- **Task instructions**
Look for the word "Уренский" in each line and report the count of matching lines, with nothing added.

BEGIN

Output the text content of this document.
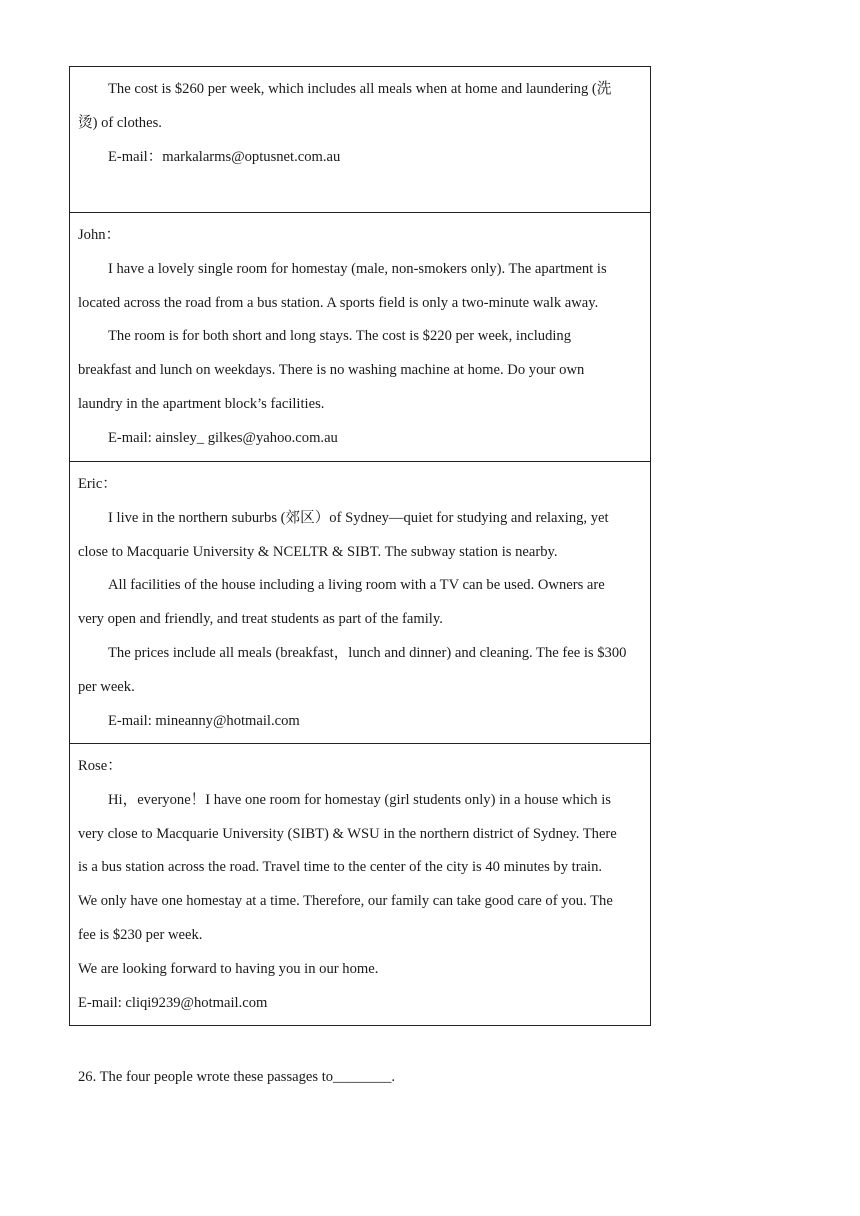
The cost is $260 per week, which includes all meals when at home and laundering (洗

烫) of clothes.

E-mail：markalarms@optusnet.com.au

John：

I have a lovely single room for homestay (male, non-smokers only). The apartment is

located across the road from a bus station. A sports field is only a two-minute walk away.

The room is for both short and long stays. The cost is $220 per week, including

breakfast and lunch on weekdays. There is no washing machine at home. Do your own

laundry in the apartment block’s facilities.

E-mail: ainsley_ gilkes@yahoo.com.au

Eric：

I live in the northern suburbs (郊区）of Sydney—quiet for studying and relaxing, yet

close to Macquarie University & NCELTR & SIBT. The subway station is nearby.

All facilities of the house including a living room with a TV can be used. Owners are

very open and friendly, and treat students as part of the family.

The prices include all meals (breakfast，lunch and dinner) and cleaning. The fee is $300

per week.

E-mail: mineanny@hotmail.com

Rose：

Hi，everyone！I have one room for homestay (girl students only) in a house which is

very close to Macquarie University (SIBT) & WSU in the northern district of Sydney. There

is a bus station across the road. Travel time to the center of the city is 40 minutes by train.

We only have one homestay at a time. Therefore, our family can take good care of you. The

fee is $230 per week.

We are looking forward to having you in our home.

E-mail: cliqi9239@hotmail.com

26. The four people wrote these passages to________.
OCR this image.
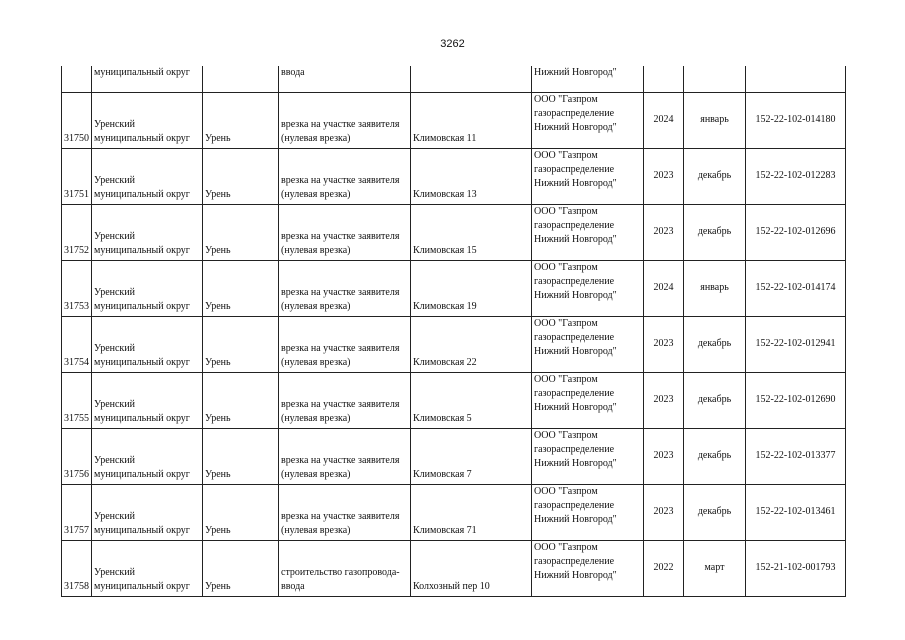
3262
	муниципальный округ		ввода		Нижний Новгород"			
31750	Уренский
муниципальный округ	Урень	врезка на участке заявителя
(нулевая врезка)	Климовская 11	ООО "Газпром
газораспределение
Нижний Новгород"	2024	январь	152-22-102-014180
31751	Уренский
муниципальный округ	Урень	врезка на участке заявителя
(нулевая врезка)	Климовская 13	ООО "Газпром
газораспределение
Нижний Новгород"	2023	декабрь	152-22-102-012283
31752	Уренский
муниципальный округ	Урень	врезка на участке заявителя
(нулевая врезка)	Климовская 15	ООО "Газпром
газораспределение
Нижний Новгород"	2023	декабрь	152-22-102-012696
31753	Уренский
муниципальный округ	Урень	врезка на участке заявителя
(нулевая врезка)	Климовская 19	ООО "Газпром
газораспределение
Нижний Новгород"	2024	январь	152-22-102-014174
31754	Уренский
муниципальный округ	Урень	врезка на участке заявителя
(нулевая врезка)	Климовская 22	ООО "Газпром
газораспределение
Нижний Новгород"	2023	декабрь	152-22-102-012941
31755	Уренский
муниципальный округ	Урень	врезка на участке заявителя
(нулевая врезка)	Климовская 5	ООО "Газпром
газораспределение
Нижний Новгород"	2023	декабрь	152-22-102-012690
31756	Уренский
муниципальный округ	Урень	врезка на участке заявителя
(нулевая врезка)	Климовская 7	ООО "Газпром
газораспределение
Нижний Новгород"	2023	декабрь	152-22-102-013377
31757	Уренский
муниципальный округ	Урень	врезка на участке заявителя
(нулевая врезка)	Климовская 71	ООО "Газпром
газораспределение
Нижний Новгород"	2023	декабрь	152-22-102-013461
31758	Уренский
муниципальный округ	Урень	строительство газопровода-
ввода	Колхозный пер 10	ООО "Газпром
газораспределение
Нижний Новгород"	2022	март	152-21-102-001793
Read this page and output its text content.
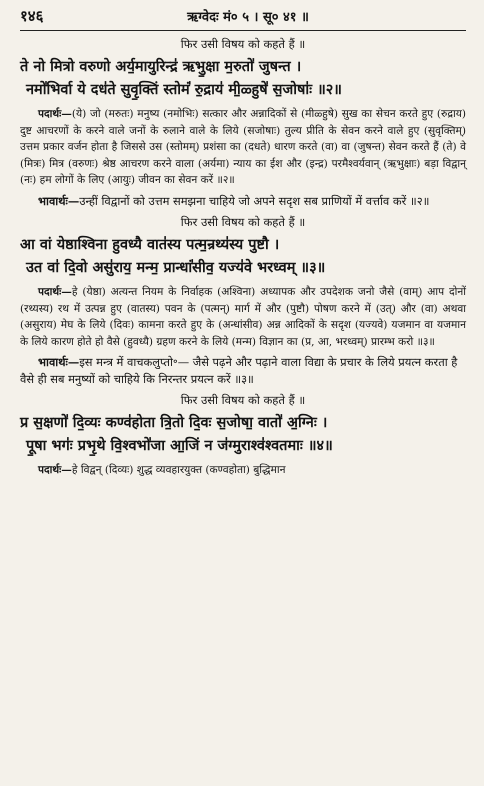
१४६	ऋग्वेदः मं० ५ । सू० ४१ ॥
फिर उसी विषय को कहते हैं ॥
ते नो मित्रो वरुणो अर्य॒मायुरिन्द्र॑ ऋभु॒क्षा म॒रुतो॑ जुषन्त ।
नमो॑भिर्वा ये दध॑ते सुवृ॒क्तिं स्तोमं॑ रु॒द्राय॑ मी॒ळ्हुषे॑ स॒जोषाः॑ ॥२॥

पदार्थः—(ये) जो (मरुतः) मनुष्य (नमोभिः) सत्कार और अन्नादिकों से (मीळ्हुषे) सुख का सेचन करते हुए (रुद्राय) दुष्ट आचरणों के करने वाले जनों के रुलाने वाले के लिये (सजोषाः) तुल्य प्रीति के सेवन करने वाले हुए (सुवृक्तिम्) उत्तम प्रकार वर्जन होता है जिससे उस (स्तोमम्) प्रशंसा का (दधते) धारण करते (वा) वा (जुषन्त) सेवन करते हैं (ते) वे (मित्रः) मित्र (वरुणः) श्रेष्ठ आचरण करने वाला (अर्यमा) न्याय का ईश और (इन्द्र) परमैश्वर्यवान् (ऋभुक्षाः) बड़ा विद्वान् (नः) हम लोगों के लिए (आयुः) जीवन का सेवन करें ॥२॥

भावार्थः—उन्हीं विद्वानों को उत्तम समझना चाहिये जो अपने सदृश सब प्राणियों में वर्त्ताव करें ॥२॥

फिर उसी विषय को कहते हैं ॥
आ वां येष्ठाश्विना हुवध्यै वात॑स्य पत्म॒न्रथ्य॑स्य पुष्टौ ।
उत वा॑ दि॒वो असु॑राय॒ मन्म॒ प्रान्धां॑सीव॒ यज्य॑वे भरध्वम् ॥३॥

पदार्थः—हे (येष्ठा) अत्यन्त नियम के निर्वाहक (अश्विना) अध्यापक और उपदेशक जनो जैसे (वाम्) आप दोनों (रथ्यस्य) रथ में उत्पन्न हुए (वातस्य) पवन के (पत्मन्) मार्ग में और (पुष्टौ) पोषण करने में (उत्) और (वा) अथवा (असुराय) मेघ के लिये (दिवः) कामना करते हुए के (अन्धांसीव) अन्न आदिकों के सदृश (यज्यवे) यजमान वा यजमान के लिये कारण होते हो वैसे (हुवध्यै) ग्रहण करने के लिये (मन्म) विज्ञान का (प्र, आ, भरध्वम्) प्रारम्भ करो ॥३॥

भावार्थः—इस मन्त्र में वाचकलुप्तो॰— जैसे पढ़ने और पढ़ाने वाला विद्या के प्रचार के लिये प्रयत्न करता है वैसे ही सब मनुष्यों को चाहिये कि निरन्तर प्रयत्न करें ॥३॥

फिर उसी विषय को कहते हैं ॥
प्र स॒क्षणो॑ दि॒व्यः कण्व॑होता त्रि॒तो दि॒वः स॒जोषा॒ वातो॑ अ॒ग्निः ।
पू॒षा भगः॑ प्रभृ॒थे वि॒श्वभो॑जा आ॒जिं न ज॑ग्मुराश्व॑श्वतमाः ॥४॥
पदार्थः—हे विद्वन् (दिव्यः) शुद्ध व्यवहारयुक्त (कण्वहोता) बुद्धिमान
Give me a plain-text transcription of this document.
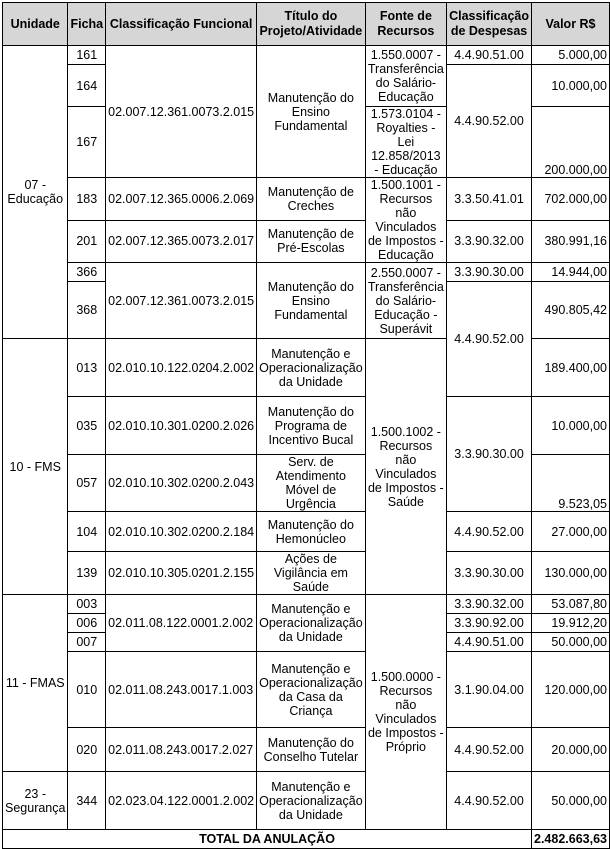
Unidade	Ficha	Classificação Funcional	Título do Projeto/Atividade	Fonte de Recursos	Classificação de Despesas	Valor R$
07 - Educação	161	02.007.12.361.0073.2.015	Manutenção do Ensino Fundamental	1.550.0007 - Transferência do Salário-Educação	4.4.90.51.00	5.000,00
	164				4.4.90.52.00	10.000,00
	167			1.573.0104 - Royalties - Lei 12.858/2013 - Educação		200.000,00
	183	02.007.12.365.0006.2.069	Manutenção de Creches	1.500.1001 - Recursos não Vinculados de Impostos - Educação	3.3.50.41.01	702.000,00
	201	02.007.12.365.0073.2.017	Manutenção de Pré-Escolas		3.3.90.32.00	380.991,16
	366	02.007.12.361.0073.2.015	Manutenção do Ensino Fundamental	2.550.0007 - Transferência do Salário-Educação - Superávit	3.3.90.30.00	14.944,00
	368				4.4.90.52.00	490.805,42
10 - FMS	013	02.010.10.122.0204.2.002	Manutenção e Operacionalização da Unidade	1.500.1002 - Recursos não Vinculados de Impostos - Saúde		189.400,00
	035	02.010.10.301.0200.2.026	Manutenção do Programa de Incentivo Bucal		3.3.90.30.00	10.000,00
	057	02.010.10.302.0200.2.043	Serv. de Atendimento Móvel de Urgência			9.523,05
	104	02.010.10.302.0200.2.184	Manutenção do Hemonúcleo		4.4.90.52.00	27.000,00
	139	02.010.10.305.0201.2.155	Ações de Vigilância em Saúde		3.3.90.30.00	130.000,00
11 - FMAS	003	02.011.08.122.0001.2.002	Manutenção e Operacionalização da Unidade	1.500.0000 - Recursos não Vinculados de Impostos - Próprio	3.3.90.32.00	53.087,80
	006				3.3.90.92.00	19.912,20
	007				4.4.90.51.00	50.000,00
	010	02.011.08.243.0017.1.003	Manutenção e Operacionalização da Casa da Criança		3.1.90.04.00	120.000,00
	020	02.011.08.243.0017.2.027	Manutenção do Conselho Tutelar		4.4.90.52.00	20.000,00
23 - Segurança	344	02.023.04.122.0001.2.002	Manutenção e Operacionalização da Unidade		4.4.90.52.00	50.000,00
TOTAL DA ANULAÇÃO						2.482.663,63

END

- **Solution for this problem**
9